::: Extrait

Le spécialiste de la question décoloniale dans la mode parle à NYLON de diversity-washing, d’imaginaire orientaliste, et de la citation comme forme d’appropriation culturelle.

Par ses mots et éclairages dans Libération, Le Monde, Pièce détachée, et son travail universitaire doublé de récits 2.0, Khémaïs Ben Lakhdar-Rezgui s’impose comme la tête pensante de la décolonialité dans la mode en France.

Né à Paris de parents tunisiens, se définissant comme “nordaf queer”, c’est par un regard sensible et centré autour de la transmission qu’il commence à s’intéresser à la circulation des symboles. Aujourd’hui, il interroge les mécaniques des récupérations, d’appropriation et de fétichisation, processus centraux et inquestionnés dans l’histoire de la mode et l’imaginaire luxe en Occident.

Comment ces pratiques coloniales se réactualisent-elles, encore et encore, à travers toutes les facettes et mouvements de l’industrie ? Tune in to find out.

Peux-tu me parler de ton parcours, ce qui t’a mené à tes interrogations d’aujourd’hui ?

Très jeune, je voulais travailler autour du vêtement (plutôt que de la mode) sans trop savoir exactement par quel moyen. J’ai un souvenir très marquant de ce qui a suscité cet intérêt. Un été, en Tunisie, j’ai vu ma grand-mère s’enrouler dans un sefsari (une sorte de grande étoffe écrue, un vêtement traditionnel féminin du Maghreb) avant de partir faire des courses au souk de Tunis. J’ai été fasciné par la manière avec laquelle elle domptait le tissu, la dextérité de ses gestes pour le draper autour de son corps pour qu’il ne bouge plus. Elle le faisait tellement naturellement, sans trop se l’expliquer, et cette image est restée dans un coin de ma tête. Je voulais faire la même chose qu’elle. Je n’arrêtais pas de demander à mes parents de me parler des différents vêtements traditionnels tunisiens et arabes que je voyais sur les anciennes photos de famille mais qui étaient complètement absents de mon quotidien de Parisien.

Pendant l’adolescence, j’ai fait un rejet de mon arabité (contexte français et complexe colonial oblige !), c’est la mode occidentale et le vêtement qui m’intéressaient beaucoup, les magazines, les défilés, comme tout le monde. Mais faute de moyens pour intégrer une école de stylisme, j’ai fait la fac d’histoire de l’art avec l’idée de bifurquer à un moment sur l’étude des vêtements et de la mode. En master 1, j’ai commencé par m’intéresser au travail d’Yves Saint-Laurent, son œuvre plumassière (parce que je faisais un stage chez Lemarié, la plumasserie des métiers d’art de Chanel) et en master 2, j’ai étudié sa collection haute couture automne/hiver 1976 (Opéra-Ballets russes). C’était pour moi l’occasion de regarder au-delà de la mode, de comprendre les techniques de confection, les symboles et leurs significations, la manière avec laquelle la mode occidentale regarde et fantasme l’Orient, l’Autre. J’ai découvert un champ d’analyse qui n’était pas tellement développé en France et ça m’a passionné.

::::::

_Petit exercice 1_
Présente en liste numérotée les lignes des données à traiter, de la toute première jusqu'à celle qui contient "44, 197, 59]", incluse, en laissant de côté les lignes vides.
Les lignes qui suivent n'ont aucun lien avec l'extrait.

::: Données à traiter

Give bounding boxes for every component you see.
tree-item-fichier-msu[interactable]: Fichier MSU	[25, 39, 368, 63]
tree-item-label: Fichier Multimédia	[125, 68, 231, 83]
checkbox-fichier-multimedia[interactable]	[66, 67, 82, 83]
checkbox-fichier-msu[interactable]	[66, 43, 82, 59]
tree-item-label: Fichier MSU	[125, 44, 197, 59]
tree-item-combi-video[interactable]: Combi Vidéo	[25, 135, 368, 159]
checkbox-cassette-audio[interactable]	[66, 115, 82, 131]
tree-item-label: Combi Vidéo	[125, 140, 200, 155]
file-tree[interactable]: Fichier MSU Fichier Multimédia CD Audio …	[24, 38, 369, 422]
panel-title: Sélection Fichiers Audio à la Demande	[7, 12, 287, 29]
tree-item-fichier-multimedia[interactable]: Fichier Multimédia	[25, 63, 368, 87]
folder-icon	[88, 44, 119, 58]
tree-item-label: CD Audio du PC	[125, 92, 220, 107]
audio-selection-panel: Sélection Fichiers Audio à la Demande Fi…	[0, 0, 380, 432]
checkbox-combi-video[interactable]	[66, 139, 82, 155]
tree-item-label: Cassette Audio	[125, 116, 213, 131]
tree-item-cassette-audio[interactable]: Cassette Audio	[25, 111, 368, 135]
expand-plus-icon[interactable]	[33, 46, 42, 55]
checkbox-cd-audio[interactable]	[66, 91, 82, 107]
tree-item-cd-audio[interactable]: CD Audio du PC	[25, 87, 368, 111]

::::::

_Petit exercice 2_
Recopie le passage de l'extrait compris entre "Par ses mots" et "luxe en Occident.", bornes incluses, en mettant "Marseille" à la place de "Paris".

_Solution 1_
1. Give bounding boxes for every component you see.
2. tree-item-fichier-msu[interactable]: Fichier MSU	[25, 39, 368, 63]
3. tree-item-label: Fichier Multimédia	[125, 68, 231, 83]
4. checkbox-fichier-multimedia[interactable]	[66, 67, 82, 83]
5. checkbox-fichier-msu[interactable]	[66, 43, 82, 59]
6. tree-item-label: Fichier MSU	[125, 44, 197, 59]

_Solution 2_
Par ses mots et éclairages dans Libération, Le Monde, Pièce détachée, et son travail universitaire doublé de récits 2.0, Khémaïs Ben Lakhdar-Rezgui s’impose comme la tête pensante de la décolonialité dans la mode en France.

Né à Marseille de parents tunisiens, se définissant comme “nordaf queer”, c’est par un regard sensible et centré autour de la transmission qu’il commence à s’intéresser à la circulation des symboles. Aujourd’hui, il interroge les mécaniques des récupérations, d’appropriation et de fétichisation, processus centraux et inquestionnés dans l’histoire de la mode et l’imaginaire luxe en Occident.